━━━ SUPPLIED RECORDS ━━━

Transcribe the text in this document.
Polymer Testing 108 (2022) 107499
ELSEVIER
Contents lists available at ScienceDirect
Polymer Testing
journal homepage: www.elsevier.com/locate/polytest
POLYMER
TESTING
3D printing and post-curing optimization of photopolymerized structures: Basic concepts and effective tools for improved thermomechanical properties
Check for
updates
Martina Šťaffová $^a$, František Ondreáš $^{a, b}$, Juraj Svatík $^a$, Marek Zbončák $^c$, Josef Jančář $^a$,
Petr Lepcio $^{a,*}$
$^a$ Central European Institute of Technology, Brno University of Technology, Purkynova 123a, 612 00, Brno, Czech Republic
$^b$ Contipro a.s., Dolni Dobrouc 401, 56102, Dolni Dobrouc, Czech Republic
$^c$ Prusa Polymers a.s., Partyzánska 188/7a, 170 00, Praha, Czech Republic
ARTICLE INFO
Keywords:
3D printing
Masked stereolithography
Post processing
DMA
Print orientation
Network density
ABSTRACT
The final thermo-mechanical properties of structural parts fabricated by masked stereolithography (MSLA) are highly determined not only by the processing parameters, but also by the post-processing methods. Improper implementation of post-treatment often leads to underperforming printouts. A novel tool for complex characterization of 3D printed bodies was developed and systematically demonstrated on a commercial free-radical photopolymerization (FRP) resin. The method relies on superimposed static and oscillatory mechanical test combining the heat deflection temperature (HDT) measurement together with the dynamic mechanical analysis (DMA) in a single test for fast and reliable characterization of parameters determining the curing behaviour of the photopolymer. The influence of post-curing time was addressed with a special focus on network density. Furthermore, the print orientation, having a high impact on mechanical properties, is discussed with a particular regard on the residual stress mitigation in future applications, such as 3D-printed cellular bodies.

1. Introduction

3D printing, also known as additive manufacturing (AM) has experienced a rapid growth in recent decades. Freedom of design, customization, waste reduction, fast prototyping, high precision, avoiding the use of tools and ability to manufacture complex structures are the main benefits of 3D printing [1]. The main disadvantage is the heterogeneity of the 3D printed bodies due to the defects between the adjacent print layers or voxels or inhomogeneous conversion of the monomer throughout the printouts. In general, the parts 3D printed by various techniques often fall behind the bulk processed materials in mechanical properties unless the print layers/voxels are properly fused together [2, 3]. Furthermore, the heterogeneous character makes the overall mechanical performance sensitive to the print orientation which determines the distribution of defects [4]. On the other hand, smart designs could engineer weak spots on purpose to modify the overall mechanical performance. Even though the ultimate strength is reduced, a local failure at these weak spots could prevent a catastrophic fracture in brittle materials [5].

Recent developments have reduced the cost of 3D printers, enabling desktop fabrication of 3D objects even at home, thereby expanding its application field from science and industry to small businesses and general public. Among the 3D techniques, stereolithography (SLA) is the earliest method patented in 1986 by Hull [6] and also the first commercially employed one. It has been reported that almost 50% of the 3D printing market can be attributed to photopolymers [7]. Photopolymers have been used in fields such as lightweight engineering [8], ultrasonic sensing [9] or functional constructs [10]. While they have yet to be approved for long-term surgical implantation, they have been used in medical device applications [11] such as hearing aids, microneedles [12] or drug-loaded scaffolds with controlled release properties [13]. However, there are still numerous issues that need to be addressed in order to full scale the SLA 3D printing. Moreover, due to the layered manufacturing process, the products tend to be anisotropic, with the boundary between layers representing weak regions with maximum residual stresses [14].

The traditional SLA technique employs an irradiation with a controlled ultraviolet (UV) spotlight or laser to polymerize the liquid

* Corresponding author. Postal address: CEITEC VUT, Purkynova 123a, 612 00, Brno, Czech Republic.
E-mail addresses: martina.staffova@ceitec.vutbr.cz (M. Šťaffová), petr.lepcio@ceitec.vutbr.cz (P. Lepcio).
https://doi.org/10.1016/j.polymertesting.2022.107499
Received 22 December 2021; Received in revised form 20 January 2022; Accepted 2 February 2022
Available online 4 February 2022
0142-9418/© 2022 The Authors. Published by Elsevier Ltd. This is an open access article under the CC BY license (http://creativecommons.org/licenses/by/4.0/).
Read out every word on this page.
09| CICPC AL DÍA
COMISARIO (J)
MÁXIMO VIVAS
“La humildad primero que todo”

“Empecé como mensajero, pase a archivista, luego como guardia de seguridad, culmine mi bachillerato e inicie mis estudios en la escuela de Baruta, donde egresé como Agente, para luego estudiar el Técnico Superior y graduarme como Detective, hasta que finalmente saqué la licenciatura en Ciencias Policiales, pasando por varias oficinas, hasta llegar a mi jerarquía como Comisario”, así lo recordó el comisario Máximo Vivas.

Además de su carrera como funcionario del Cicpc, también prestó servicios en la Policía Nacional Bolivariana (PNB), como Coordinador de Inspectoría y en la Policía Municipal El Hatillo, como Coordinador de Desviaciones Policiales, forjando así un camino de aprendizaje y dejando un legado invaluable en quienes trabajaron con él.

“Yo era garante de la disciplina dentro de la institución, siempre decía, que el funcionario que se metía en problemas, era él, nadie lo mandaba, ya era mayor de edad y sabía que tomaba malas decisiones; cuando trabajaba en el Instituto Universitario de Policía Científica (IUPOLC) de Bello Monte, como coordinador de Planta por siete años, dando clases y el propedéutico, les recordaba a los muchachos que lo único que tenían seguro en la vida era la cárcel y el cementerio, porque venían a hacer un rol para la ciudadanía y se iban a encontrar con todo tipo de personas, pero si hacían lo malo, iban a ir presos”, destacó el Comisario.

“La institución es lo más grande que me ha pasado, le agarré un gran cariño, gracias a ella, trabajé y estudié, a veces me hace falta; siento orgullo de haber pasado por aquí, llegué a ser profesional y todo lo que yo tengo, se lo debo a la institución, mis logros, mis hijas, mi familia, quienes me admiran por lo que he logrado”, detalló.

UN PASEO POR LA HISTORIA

━━━

> YOUR INSTRUCTIONS:
Every line above that contains the word "February" should be reported.

> WRITTEN ANSWER:
Received 22 December 2021; Received in revised form 20 January 2022; Accepted 2 February 2022
Available online 4 February 2022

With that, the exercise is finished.